TASK:
Leave out the pictures, and quote exactly the lines running from the one with "Transcribe this image's" through the last line of the entries below.

Items from a figure collection
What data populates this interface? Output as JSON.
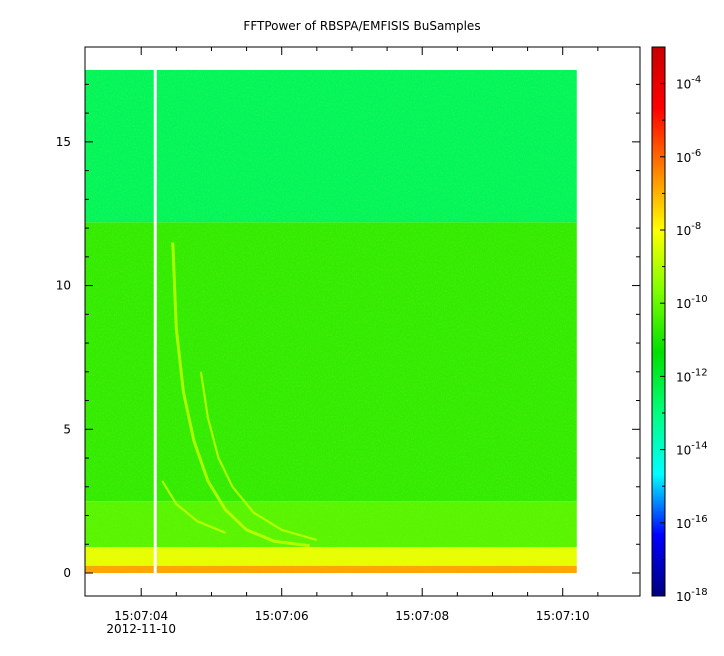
{
  "chart_data": {
    "type": "heatmap",
    "title": "FFTPower of RBSPA/EMFISIS  BuSamples",
    "xlabel": "",
    "ylabel": "",
    "x_ticks": [
      {
        "label": "15:07:04",
        "sublabel": "2012-11-10",
        "t": 4
      },
      {
        "label": "15:07:06",
        "sublabel": "",
        "t": 6
      },
      {
        "label": "15:07:08",
        "sublabel": "",
        "t": 8
      },
      {
        "label": "15:07:10",
        "sublabel": "",
        "t": 10
      }
    ],
    "x_minor_ticks": [
      4.5,
      5,
      5.5,
      6.5,
      7,
      7.5,
      8.5,
      9,
      9.5,
      10.5
    ],
    "xlim_seconds_after_15_07_00": [
      3.2,
      11.1
    ],
    "data_time_range_seconds_after_15_07_00": [
      3.2,
      10.2
    ],
    "gap_time_seconds_after_15_07_00": 4.2,
    "y_ticks": [
      0,
      5,
      10,
      15
    ],
    "ylim": [
      -0.8,
      18.3
    ],
    "data_frequency_max": 17.5,
    "colorbar": {
      "scale": "log",
      "range": [
        1e-18,
        0.001
      ],
      "tick_labels": [
        {
          "base": "10",
          "exp": "-4",
          "value": 0.0001
        },
        {
          "base": "10",
          "exp": "-6",
          "value": 1e-06
        },
        {
          "base": "10",
          "exp": "-8",
          "value": 1e-08
        },
        {
          "base": "10",
          "exp": "-10",
          "value": 1e-10
        },
        {
          "base": "10",
          "exp": "-12",
          "value": 1e-12
        },
        {
          "base": "10",
          "exp": "-14",
          "value": 1e-14
        },
        {
          "base": "10",
          "exp": "-16",
          "value": 1e-16
        },
        {
          "base": "10",
          "exp": "-18",
          "value": 1e-18
        }
      ],
      "colors": [
        "#00007f",
        "#0000ff",
        "#00ffff",
        "#00ff80",
        "#00e000",
        "#80ff00",
        "#ffff00",
        "#ff8000",
        "#ff0000",
        "#c80000"
      ]
    },
    "power_bands": [
      {
        "freq_range": [
          12.2,
          17.5
        ],
        "log_power": -12.5
      },
      {
        "freq_range": [
          2.5,
          12.2
        ],
        "log_power": -10.7
      },
      {
        "freq_range": [
          0.9,
          2.5
        ],
        "log_power": -10.2
      },
      {
        "freq_range": [
          0.25,
          0.9
        ],
        "log_power": -8.3
      },
      {
        "freq_range": [
          0.0,
          0.25
        ],
        "log_power": -6.8
      }
    ],
    "features": [
      {
        "name": "dispersed-whistler",
        "log_power": -8.6
      }
    ]
  }
}
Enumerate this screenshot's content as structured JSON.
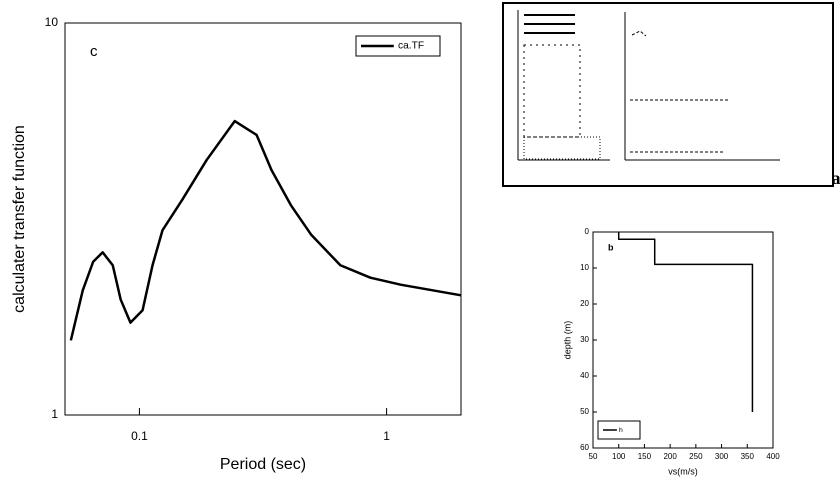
{
  "chart_data": [
    {
      "type": "line",
      "panel_label": "c",
      "xlabel": "Period (sec)",
      "ylabel": "calculater transfer function",
      "xlog": true,
      "ylog": true,
      "xlim": [
        0.05,
        2
      ],
      "ylim": [
        1,
        10
      ],
      "xticks": [
        0.1,
        1
      ],
      "yticks": [
        1,
        10
      ],
      "legend": "upper right",
      "x": [
        0.0528,
        0.059,
        0.065,
        0.071,
        0.078,
        0.084,
        0.092,
        0.103,
        0.113,
        0.124,
        0.149,
        0.187,
        0.243,
        0.298,
        0.342,
        0.41,
        0.496,
        0.65,
        0.86,
        1.14,
        2
      ],
      "series": [
        {
          "name": "ca.TF",
          "color": "#000000",
          "values": [
            1.55,
            2.08,
            2.46,
            2.6,
            2.41,
            1.97,
            1.72,
            1.85,
            2.41,
            2.96,
            3.54,
            4.47,
            5.62,
            5.18,
            4.22,
            3.43,
            2.88,
            2.41,
            2.24,
            2.15,
            2.02
          ]
        }
      ]
    },
    {
      "type": "line",
      "panel_label": "b",
      "xlabel": "vs(m/s)",
      "ylabel": "depth (m)",
      "xlim": [
        50,
        400
      ],
      "ylim": [
        0,
        60
      ],
      "yinverted": true,
      "xticks": [
        50,
        100,
        150,
        200,
        250,
        300,
        350,
        400
      ],
      "yticks": [
        0,
        10,
        20,
        30,
        40,
        50,
        60
      ],
      "legend": "lower left",
      "x": [
        100,
        100,
        170,
        170,
        360,
        360
      ],
      "series": [
        {
          "name": "h",
          "color": "#000000",
          "values": [
            0,
            2,
            2,
            9,
            9,
            50
          ]
        }
      ]
    }
  ],
  "panel_a": {
    "label": "a"
  }
}
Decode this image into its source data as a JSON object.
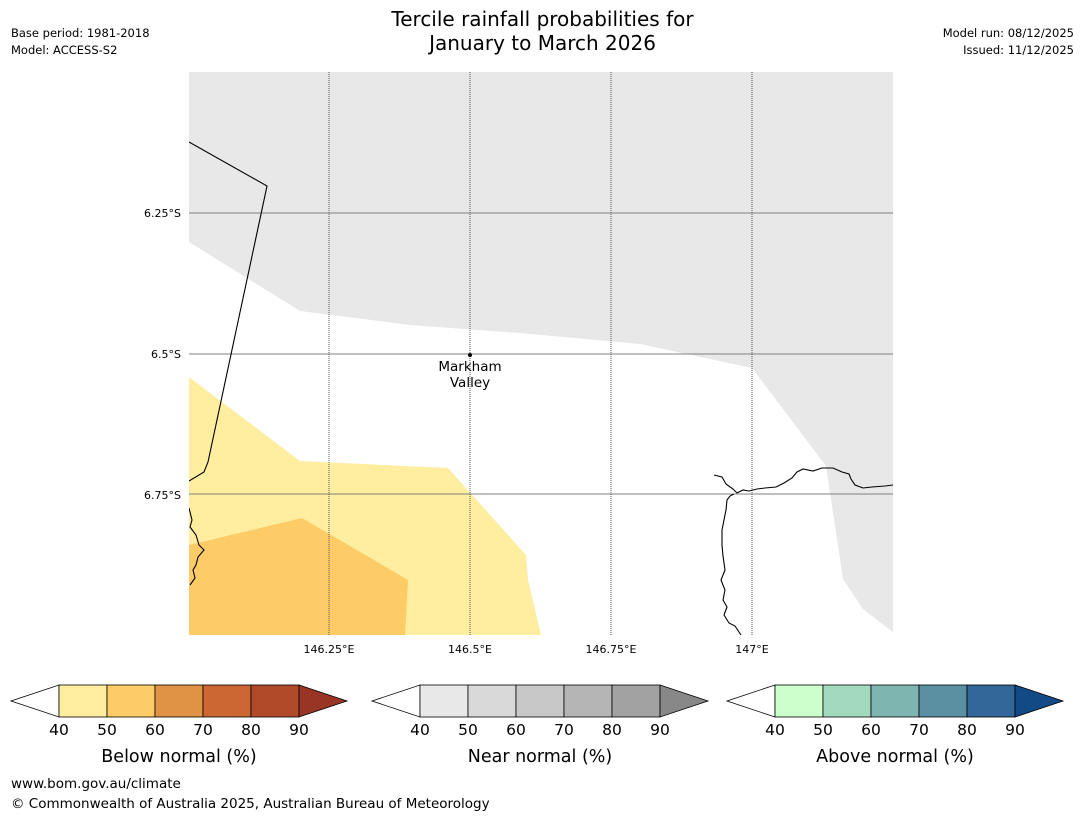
{
  "header": {
    "title_line1": "Tercile rainfall probabilities for",
    "title_line2": "January to March 2026",
    "base_period": "Base period: 1981-2018",
    "model": "Model: ACCESS-S2",
    "model_run": "Model run: 08/12/2025",
    "issued": "Issued: 11/12/2025"
  },
  "map": {
    "lat_labels": [
      "6.25°S",
      "6.5°S",
      "6.75°S"
    ],
    "lon_labels": [
      "146.25°E",
      "146.5°E",
      "146.75°E",
      "147°E"
    ],
    "place": {
      "line1": "Markham",
      "line2": "Valley"
    },
    "colors": {
      "near_40": "#e8e8e8",
      "below_40": "#ffeda0",
      "below_50": "#fecc66",
      "coast": "#000000",
      "grid": "#808080"
    }
  },
  "colorbars": [
    {
      "label": "Below normal (%)",
      "ticks": [
        "40",
        "50",
        "60",
        "70",
        "80",
        "90"
      ],
      "colors": [
        "#ffeda0",
        "#fecc66",
        "#e09245",
        "#cc6633",
        "#b04a28",
        "#983524"
      ]
    },
    {
      "label": "Near normal (%)",
      "ticks": [
        "40",
        "50",
        "60",
        "70",
        "80",
        "90"
      ],
      "colors": [
        "#e8e8e8",
        "#d9d9d9",
        "#c8c8c8",
        "#b5b5b5",
        "#a2a2a2",
        "#888888"
      ]
    },
    {
      "label": "Above normal (%)",
      "ticks": [
        "40",
        "50",
        "60",
        "70",
        "80",
        "90"
      ],
      "colors": [
        "#ccffcc",
        "#a3d9bd",
        "#7fb5b0",
        "#5a90a2",
        "#336699",
        "#124a85"
      ]
    }
  ],
  "footer": {
    "url": "www.bom.gov.au/climate",
    "copyright": "© Commonwealth of Australia 2025, Australian Bureau of Meteorology"
  }
}
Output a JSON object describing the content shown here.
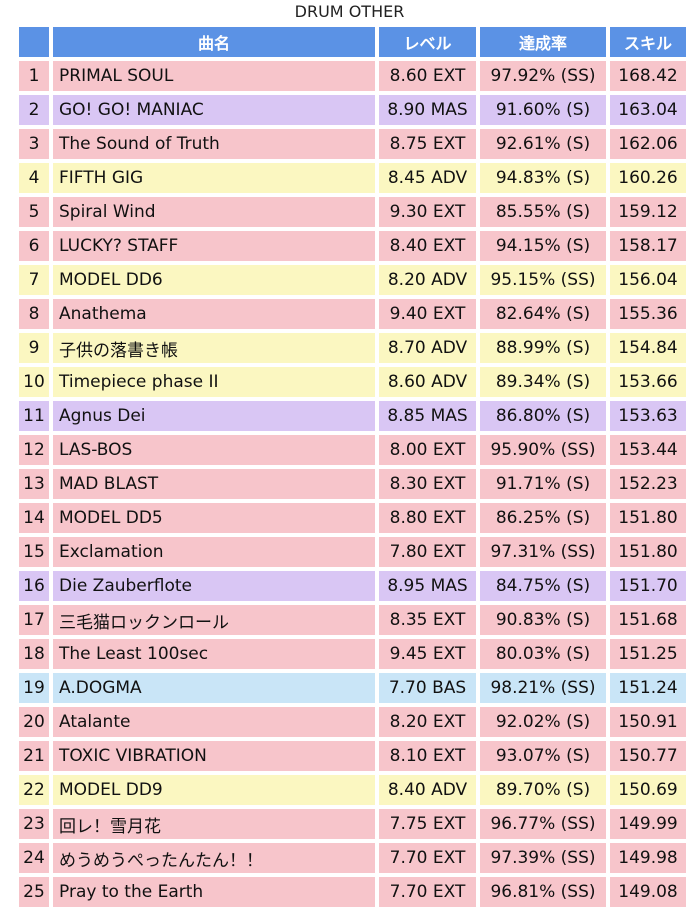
{
  "page": {
    "title": "DRUM OTHER"
  },
  "table": {
    "headers": {
      "num": "",
      "name": "曲名",
      "level": "レベル",
      "rate": "達成率",
      "skill": "スキル"
    },
    "row_colors": {
      "EXT": "#f7c5cb",
      "MAS": "#d9c6f4",
      "ADV": "#fbf7c1",
      "BAS": "#c9e5f7",
      "header": "#5b92e5"
    },
    "rows": [
      {
        "num": "1",
        "name": "PRIMAL SOUL",
        "level": "8.60 EXT",
        "diff": "EXT",
        "rate": "97.92% (SS)",
        "skill": "168.42"
      },
      {
        "num": "2",
        "name": "GO! GO! MANIAC",
        "level": "8.90 MAS",
        "diff": "MAS",
        "rate": "91.60% (S)",
        "skill": "163.04"
      },
      {
        "num": "3",
        "name": "The Sound of Truth",
        "level": "8.75 EXT",
        "diff": "EXT",
        "rate": "92.61% (S)",
        "skill": "162.06"
      },
      {
        "num": "4",
        "name": "FIFTH GIG",
        "level": "8.45 ADV",
        "diff": "ADV",
        "rate": "94.83% (S)",
        "skill": "160.26"
      },
      {
        "num": "5",
        "name": "Spiral Wind",
        "level": "9.30 EXT",
        "diff": "EXT",
        "rate": "85.55% (S)",
        "skill": "159.12"
      },
      {
        "num": "6",
        "name": "LUCKY? STAFF",
        "level": "8.40 EXT",
        "diff": "EXT",
        "rate": "94.15% (S)",
        "skill": "158.17"
      },
      {
        "num": "7",
        "name": "MODEL DD6",
        "level": "8.20 ADV",
        "diff": "ADV",
        "rate": "95.15% (SS)",
        "skill": "156.04"
      },
      {
        "num": "8",
        "name": "Anathema",
        "level": "9.40 EXT",
        "diff": "EXT",
        "rate": "82.64% (S)",
        "skill": "155.36"
      },
      {
        "num": "9",
        "name": "子供の落書き帳",
        "level": "8.70 ADV",
        "diff": "ADV",
        "rate": "88.99% (S)",
        "skill": "154.84"
      },
      {
        "num": "10",
        "name": "Timepiece phase II",
        "level": "8.60 ADV",
        "diff": "ADV",
        "rate": "89.34% (S)",
        "skill": "153.66"
      },
      {
        "num": "11",
        "name": "Agnus Dei",
        "level": "8.85 MAS",
        "diff": "MAS",
        "rate": "86.80% (S)",
        "skill": "153.63"
      },
      {
        "num": "12",
        "name": "LAS-BOS",
        "level": "8.00 EXT",
        "diff": "EXT",
        "rate": "95.90% (SS)",
        "skill": "153.44"
      },
      {
        "num": "13",
        "name": "MAD BLAST",
        "level": "8.30 EXT",
        "diff": "EXT",
        "rate": "91.71% (S)",
        "skill": "152.23"
      },
      {
        "num": "14",
        "name": "MODEL DD5",
        "level": "8.80 EXT",
        "diff": "EXT",
        "rate": "86.25% (S)",
        "skill": "151.80"
      },
      {
        "num": "15",
        "name": "Exclamation",
        "level": "7.80 EXT",
        "diff": "EXT",
        "rate": "97.31% (SS)",
        "skill": "151.80"
      },
      {
        "num": "16",
        "name": "Die Zauberflote",
        "level": "8.95 MAS",
        "diff": "MAS",
        "rate": "84.75% (S)",
        "skill": "151.70"
      },
      {
        "num": "17",
        "name": "三毛猫ロックンロール",
        "level": "8.35 EXT",
        "diff": "EXT",
        "rate": "90.83% (S)",
        "skill": "151.68"
      },
      {
        "num": "18",
        "name": "The Least 100sec",
        "level": "9.45 EXT",
        "diff": "EXT",
        "rate": "80.03% (S)",
        "skill": "151.25"
      },
      {
        "num": "19",
        "name": "A.DOGMA",
        "level": "7.70 BAS",
        "diff": "BAS",
        "rate": "98.21% (SS)",
        "skill": "151.24"
      },
      {
        "num": "20",
        "name": "Atalante",
        "level": "8.20 EXT",
        "diff": "EXT",
        "rate": "92.02% (S)",
        "skill": "150.91"
      },
      {
        "num": "21",
        "name": "TOXIC VIBRATION",
        "level": "8.10 EXT",
        "diff": "EXT",
        "rate": "93.07% (S)",
        "skill": "150.77"
      },
      {
        "num": "22",
        "name": "MODEL DD9",
        "level": "8.40 ADV",
        "diff": "ADV",
        "rate": "89.70% (S)",
        "skill": "150.69"
      },
      {
        "num": "23",
        "name": "回レ！雪月花",
        "level": "7.75 EXT",
        "diff": "EXT",
        "rate": "96.77% (SS)",
        "skill": "149.99"
      },
      {
        "num": "24",
        "name": "めうめうぺったんたん！！",
        "level": "7.70 EXT",
        "diff": "EXT",
        "rate": "97.39% (SS)",
        "skill": "149.98"
      },
      {
        "num": "25",
        "name": "Pray to the Earth",
        "level": "7.70 EXT",
        "diff": "EXT",
        "rate": "96.81% (SS)",
        "skill": "149.08"
      }
    ]
  }
}
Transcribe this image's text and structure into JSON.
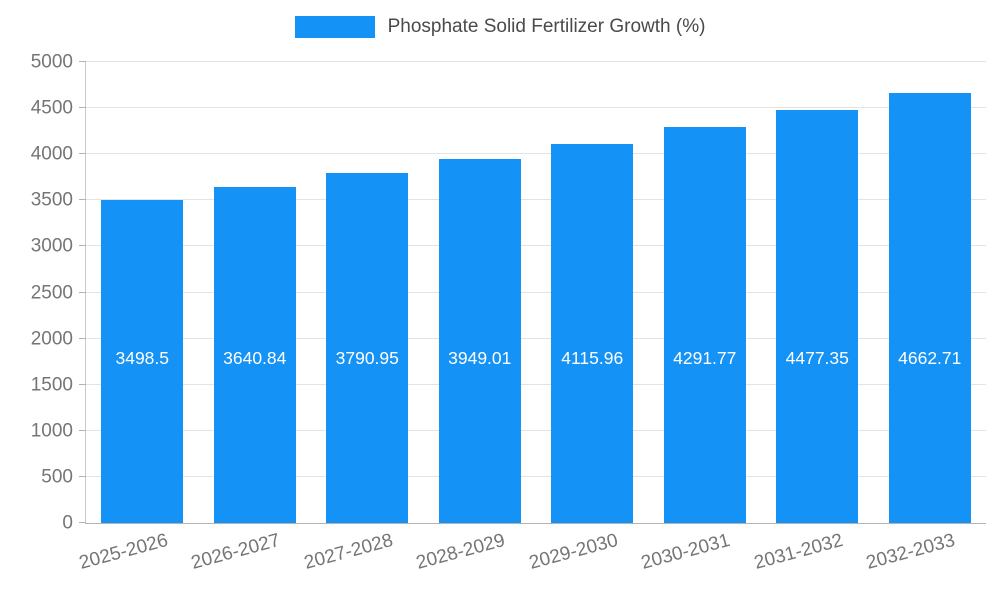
{
  "chart_data": {
    "type": "bar",
    "title": "Phosphate Solid Fertilizer Growth (%)",
    "categories": [
      "2025-2026",
      "2026-2027",
      "2027-2028",
      "2028-2029",
      "2029-2030",
      "2030-2031",
      "2031-2032",
      "2032-2033"
    ],
    "values": [
      3498.5,
      3640.84,
      3790.95,
      3949.01,
      4115.96,
      4291.77,
      4477.35,
      4662.71
    ],
    "value_labels": [
      "3498.5",
      "3640.84",
      "3790.95",
      "3949.01",
      "4115.96",
      "4291.77",
      "4477.35",
      "4662.71"
    ],
    "xlabel": "",
    "ylabel": "",
    "ylim": [
      0,
      5000
    ],
    "ytick_step": 500,
    "grid": true,
    "legend_position": "top",
    "colors": {
      "bar": "#1492f5",
      "value_label": "#ffffff",
      "axis_label": "#757575",
      "title": "#4a4a4a",
      "gridline": "#e3e3e3",
      "background": "#ffffff"
    }
  }
}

WRITTEN ANSWER:
Transcribe this image's text and structure into JSON.
{
  "chart_data": {
    "type": "bar",
    "title": "Phosphate Solid Fertilizer Growth (%)",
    "categories": [
      "2025-2026",
      "2026-2027",
      "2027-2028",
      "2028-2029",
      "2029-2030",
      "2030-2031",
      "2031-2032",
      "2032-2033"
    ],
    "values": [
      3498.5,
      3640.84,
      3790.95,
      3949.01,
      4115.96,
      4291.77,
      4477.35,
      4662.71
    ],
    "value_labels": [
      "3498.5",
      "3640.84",
      "3790.95",
      "3949.01",
      "4115.96",
      "4291.77",
      "4477.35",
      "4662.71"
    ],
    "xlabel": "",
    "ylabel": "",
    "ylim": [
      0,
      5000
    ],
    "ytick_step": 500,
    "grid": true,
    "legend_position": "top",
    "colors": {
      "bar": "#1492f5",
      "value_label": "#ffffff",
      "axis_label": "#757575",
      "title": "#4a4a4a",
      "gridline": "#e3e3e3",
      "background": "#ffffff"
    }
  }
}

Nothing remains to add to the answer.